— start DATA FOR THIS EXERCISE —
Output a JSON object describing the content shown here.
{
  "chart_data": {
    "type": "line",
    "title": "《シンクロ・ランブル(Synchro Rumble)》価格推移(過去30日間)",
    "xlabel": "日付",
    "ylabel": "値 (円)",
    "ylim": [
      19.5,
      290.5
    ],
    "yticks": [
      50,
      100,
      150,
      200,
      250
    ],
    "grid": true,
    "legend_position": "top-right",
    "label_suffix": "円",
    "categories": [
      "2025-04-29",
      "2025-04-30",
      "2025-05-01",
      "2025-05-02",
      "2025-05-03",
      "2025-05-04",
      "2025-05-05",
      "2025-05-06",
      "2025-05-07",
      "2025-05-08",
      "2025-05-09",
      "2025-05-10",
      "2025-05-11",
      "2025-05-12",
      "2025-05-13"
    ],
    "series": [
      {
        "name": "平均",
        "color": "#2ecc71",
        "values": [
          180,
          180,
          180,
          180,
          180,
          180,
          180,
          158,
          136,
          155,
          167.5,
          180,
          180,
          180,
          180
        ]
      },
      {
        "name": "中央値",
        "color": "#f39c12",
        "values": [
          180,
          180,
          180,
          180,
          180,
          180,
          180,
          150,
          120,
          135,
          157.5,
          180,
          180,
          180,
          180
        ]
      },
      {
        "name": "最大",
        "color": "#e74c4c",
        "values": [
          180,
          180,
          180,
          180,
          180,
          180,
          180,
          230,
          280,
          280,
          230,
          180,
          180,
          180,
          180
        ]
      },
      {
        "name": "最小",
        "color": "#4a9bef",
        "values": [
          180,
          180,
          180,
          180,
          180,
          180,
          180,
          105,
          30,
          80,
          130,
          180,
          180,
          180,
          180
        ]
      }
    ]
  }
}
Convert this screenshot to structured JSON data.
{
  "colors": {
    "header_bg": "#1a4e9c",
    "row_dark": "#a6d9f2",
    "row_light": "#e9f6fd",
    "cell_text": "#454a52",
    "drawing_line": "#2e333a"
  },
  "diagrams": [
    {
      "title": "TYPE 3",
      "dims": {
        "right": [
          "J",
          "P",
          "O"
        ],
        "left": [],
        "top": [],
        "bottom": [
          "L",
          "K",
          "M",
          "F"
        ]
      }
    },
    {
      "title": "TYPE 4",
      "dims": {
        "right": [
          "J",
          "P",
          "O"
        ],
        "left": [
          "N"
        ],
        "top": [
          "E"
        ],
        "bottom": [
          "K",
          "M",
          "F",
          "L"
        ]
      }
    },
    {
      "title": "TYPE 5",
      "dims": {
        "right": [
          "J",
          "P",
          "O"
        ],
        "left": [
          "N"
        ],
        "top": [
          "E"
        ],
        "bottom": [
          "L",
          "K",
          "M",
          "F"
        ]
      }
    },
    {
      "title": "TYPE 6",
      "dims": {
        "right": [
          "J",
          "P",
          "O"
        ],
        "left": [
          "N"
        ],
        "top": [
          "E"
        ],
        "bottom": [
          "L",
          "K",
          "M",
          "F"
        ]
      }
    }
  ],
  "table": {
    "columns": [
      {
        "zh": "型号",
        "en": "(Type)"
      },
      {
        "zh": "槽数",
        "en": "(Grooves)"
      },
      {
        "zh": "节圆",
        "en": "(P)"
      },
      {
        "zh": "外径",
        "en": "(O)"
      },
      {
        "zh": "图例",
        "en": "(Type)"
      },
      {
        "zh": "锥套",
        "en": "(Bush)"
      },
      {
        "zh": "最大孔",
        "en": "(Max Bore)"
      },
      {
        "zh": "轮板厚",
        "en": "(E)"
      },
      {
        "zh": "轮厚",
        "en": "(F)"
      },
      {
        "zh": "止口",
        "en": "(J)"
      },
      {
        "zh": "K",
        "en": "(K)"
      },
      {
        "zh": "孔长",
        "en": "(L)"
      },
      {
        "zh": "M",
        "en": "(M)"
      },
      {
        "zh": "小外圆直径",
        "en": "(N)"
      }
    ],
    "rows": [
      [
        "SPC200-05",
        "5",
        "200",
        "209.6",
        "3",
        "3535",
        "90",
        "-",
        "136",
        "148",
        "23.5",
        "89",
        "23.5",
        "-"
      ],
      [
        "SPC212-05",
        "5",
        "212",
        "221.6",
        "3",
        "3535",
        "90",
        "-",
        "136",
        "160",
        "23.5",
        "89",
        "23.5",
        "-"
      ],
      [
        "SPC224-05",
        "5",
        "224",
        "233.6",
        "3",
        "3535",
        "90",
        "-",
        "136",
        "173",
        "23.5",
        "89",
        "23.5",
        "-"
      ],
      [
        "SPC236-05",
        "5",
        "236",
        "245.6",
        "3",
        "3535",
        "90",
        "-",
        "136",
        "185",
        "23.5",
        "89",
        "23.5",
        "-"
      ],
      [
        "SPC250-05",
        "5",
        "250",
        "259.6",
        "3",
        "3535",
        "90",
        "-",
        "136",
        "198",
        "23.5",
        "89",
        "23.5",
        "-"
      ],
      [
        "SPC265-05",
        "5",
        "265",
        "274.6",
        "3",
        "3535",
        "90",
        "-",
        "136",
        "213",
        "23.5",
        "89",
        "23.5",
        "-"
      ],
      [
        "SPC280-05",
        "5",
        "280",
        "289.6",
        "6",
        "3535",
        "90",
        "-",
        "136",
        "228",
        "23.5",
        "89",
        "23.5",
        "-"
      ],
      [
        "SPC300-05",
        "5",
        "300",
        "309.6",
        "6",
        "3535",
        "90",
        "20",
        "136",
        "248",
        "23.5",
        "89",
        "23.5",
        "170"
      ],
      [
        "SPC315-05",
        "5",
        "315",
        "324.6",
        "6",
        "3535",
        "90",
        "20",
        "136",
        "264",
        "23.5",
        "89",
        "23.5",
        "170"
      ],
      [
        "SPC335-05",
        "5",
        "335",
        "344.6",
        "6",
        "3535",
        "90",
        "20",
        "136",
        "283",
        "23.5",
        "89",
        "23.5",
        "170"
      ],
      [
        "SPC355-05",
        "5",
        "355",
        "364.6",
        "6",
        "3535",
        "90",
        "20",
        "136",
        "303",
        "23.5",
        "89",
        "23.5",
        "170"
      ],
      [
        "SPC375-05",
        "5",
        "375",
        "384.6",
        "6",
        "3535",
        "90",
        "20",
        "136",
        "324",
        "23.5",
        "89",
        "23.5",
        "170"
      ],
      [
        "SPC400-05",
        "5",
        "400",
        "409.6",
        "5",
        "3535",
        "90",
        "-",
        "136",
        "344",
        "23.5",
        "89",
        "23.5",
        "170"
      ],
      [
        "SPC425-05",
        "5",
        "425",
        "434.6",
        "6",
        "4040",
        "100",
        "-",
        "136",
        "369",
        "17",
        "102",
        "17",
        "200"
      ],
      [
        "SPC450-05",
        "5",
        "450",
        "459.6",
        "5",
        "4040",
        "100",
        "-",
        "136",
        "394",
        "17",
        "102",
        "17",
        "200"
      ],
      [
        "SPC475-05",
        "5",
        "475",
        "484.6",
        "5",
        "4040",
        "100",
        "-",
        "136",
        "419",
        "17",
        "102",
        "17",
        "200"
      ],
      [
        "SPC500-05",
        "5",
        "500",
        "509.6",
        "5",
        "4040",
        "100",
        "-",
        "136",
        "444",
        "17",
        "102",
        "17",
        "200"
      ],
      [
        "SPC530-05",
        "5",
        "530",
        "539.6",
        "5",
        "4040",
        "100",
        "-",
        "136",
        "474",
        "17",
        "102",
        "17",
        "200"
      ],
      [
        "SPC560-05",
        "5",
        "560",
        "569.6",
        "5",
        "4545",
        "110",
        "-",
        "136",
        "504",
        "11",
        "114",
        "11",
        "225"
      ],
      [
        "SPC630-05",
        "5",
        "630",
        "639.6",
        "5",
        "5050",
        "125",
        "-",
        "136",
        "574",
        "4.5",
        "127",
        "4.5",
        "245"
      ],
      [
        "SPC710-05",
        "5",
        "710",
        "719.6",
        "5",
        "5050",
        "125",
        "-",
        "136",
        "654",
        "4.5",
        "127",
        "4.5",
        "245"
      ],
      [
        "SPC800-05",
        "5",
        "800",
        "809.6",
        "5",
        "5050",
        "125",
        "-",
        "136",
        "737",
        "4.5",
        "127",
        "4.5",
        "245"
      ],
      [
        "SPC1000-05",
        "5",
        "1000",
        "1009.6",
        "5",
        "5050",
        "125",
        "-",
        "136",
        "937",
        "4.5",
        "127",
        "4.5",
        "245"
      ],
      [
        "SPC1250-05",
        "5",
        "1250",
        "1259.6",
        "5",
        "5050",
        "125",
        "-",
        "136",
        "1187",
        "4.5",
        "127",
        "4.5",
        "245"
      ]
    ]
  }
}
— end DATA FOR THIS EXERCISE —
**TASK BRIEF:** Which lines above hold the word "title"? Copy each of them.

**WRITTEN ANSWER:**
    "title": "《シンクロ・ランブル(Synchro Rumble)》価格推移(過去30日間)",
      "title": "TYPE 3",
      "title": "TYPE 4",
      "title": "TYPE 5",
      "title": "TYPE 6",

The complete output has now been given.